# Document excerpt

--- START ---

Asiago is a versatile Italian cheese. The texture and taste depends on its age and can range from smooth and mild to crumbly and sharp. In Europe, for a cheese to be considered asiago, it must be made in the alpine region of the Tento Province in Italy. However, outside the EU, asiago cheese is produced using similar techniques and cultures to those employed in Alpine Italy.

Asiago is made from cow's milk; since the cows graze on lush mountain pastures, they produce a thick, rich milk and, in turn, a distinctly flavored cheese. Its nutty, salty flavor makes fresh asiago an ideal table cheese. It's also nice in sandwiches. Semifirm aged asiago is perfect for grating and can be used like parmesan. To learn what I did with this type of asiago, read more.

When I think of grated cheese, pizza immediately comes to mind. Instead of doing a classic pie dough, I used phyllo dough to create this appetizer pizza. The chewy bacon, buttery potatoes, and crispy crust are nice complements to the slightly sweet tangy cheese. This dish would be a delightful addition to a brunch menu. For a vegetarian version, simply omit the bacon.

--- END ---

# Jobs
a. How would you sum up the asiago cheese text in two sentences?
b. According to the asiago cheese text, what kind of milk is asiago made from?
c. Reproduce the stretch of the asiago cheese text from "Asiago is made" through "of asiago, read more.".

# Records supplied
--- START ---

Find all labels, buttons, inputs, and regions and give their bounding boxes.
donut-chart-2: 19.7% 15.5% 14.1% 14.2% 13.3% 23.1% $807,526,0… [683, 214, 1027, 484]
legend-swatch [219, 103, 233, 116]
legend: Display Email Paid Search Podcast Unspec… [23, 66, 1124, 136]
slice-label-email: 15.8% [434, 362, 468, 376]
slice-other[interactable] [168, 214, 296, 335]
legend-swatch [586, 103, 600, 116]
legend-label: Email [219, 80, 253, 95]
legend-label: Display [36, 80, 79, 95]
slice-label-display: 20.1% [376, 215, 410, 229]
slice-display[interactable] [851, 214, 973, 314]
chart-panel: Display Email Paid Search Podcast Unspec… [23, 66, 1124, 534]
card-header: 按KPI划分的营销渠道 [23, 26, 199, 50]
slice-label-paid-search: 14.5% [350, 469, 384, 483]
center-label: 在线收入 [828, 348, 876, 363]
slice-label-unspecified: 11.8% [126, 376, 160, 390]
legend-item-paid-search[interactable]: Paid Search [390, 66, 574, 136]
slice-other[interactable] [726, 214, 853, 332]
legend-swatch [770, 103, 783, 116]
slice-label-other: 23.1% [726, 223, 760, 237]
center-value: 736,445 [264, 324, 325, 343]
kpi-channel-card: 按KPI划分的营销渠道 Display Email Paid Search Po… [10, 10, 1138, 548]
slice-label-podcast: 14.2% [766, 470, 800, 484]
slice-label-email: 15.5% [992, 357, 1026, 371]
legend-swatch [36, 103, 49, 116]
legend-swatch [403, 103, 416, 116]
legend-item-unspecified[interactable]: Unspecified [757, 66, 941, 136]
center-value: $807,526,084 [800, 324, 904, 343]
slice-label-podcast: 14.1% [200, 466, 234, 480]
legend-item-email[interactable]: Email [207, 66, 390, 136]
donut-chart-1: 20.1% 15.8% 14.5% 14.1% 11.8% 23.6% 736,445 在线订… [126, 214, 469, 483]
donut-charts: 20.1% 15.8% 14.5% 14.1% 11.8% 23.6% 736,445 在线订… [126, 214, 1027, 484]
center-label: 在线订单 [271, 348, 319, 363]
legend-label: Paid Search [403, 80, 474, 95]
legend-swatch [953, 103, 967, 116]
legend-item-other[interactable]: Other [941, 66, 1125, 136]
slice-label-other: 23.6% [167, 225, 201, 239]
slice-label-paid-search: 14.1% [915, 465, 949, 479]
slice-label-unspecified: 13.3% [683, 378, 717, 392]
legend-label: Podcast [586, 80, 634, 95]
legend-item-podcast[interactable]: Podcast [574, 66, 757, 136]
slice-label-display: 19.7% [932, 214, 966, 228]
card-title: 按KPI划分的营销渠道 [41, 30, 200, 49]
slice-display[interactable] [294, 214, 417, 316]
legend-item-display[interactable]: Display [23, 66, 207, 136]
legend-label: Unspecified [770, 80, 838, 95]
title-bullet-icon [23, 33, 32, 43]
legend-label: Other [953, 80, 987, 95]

--- END ---

# Final answers
a. Asiago is a versatile Italian cow's-milk cheese whose texture and taste change with age, from smooth and mild to crumbly and sharp, and in Europe it must be made in the alpine region of Italy's Tento Province. Fresh asiago works as a table cheese and in sandwiches, while semifirm aged asiago grates like parmesan and went onto a phyllo-dough appetizer pizza with bacon and potatoes.

b. Cow's milk.

c.
Asiago is made from cow's milk; since the cows graze on lush mountain pastures, they produce a thick, rich milk and, in turn, a distinctly flavored cheese. Its nutty, salty flavor makes fresh asiago an ideal table cheese. It's also nice in sandwiches. Semifirm aged asiago is perfect for grating and can be used like parmesan. To learn what I did with this type of asiago, read more.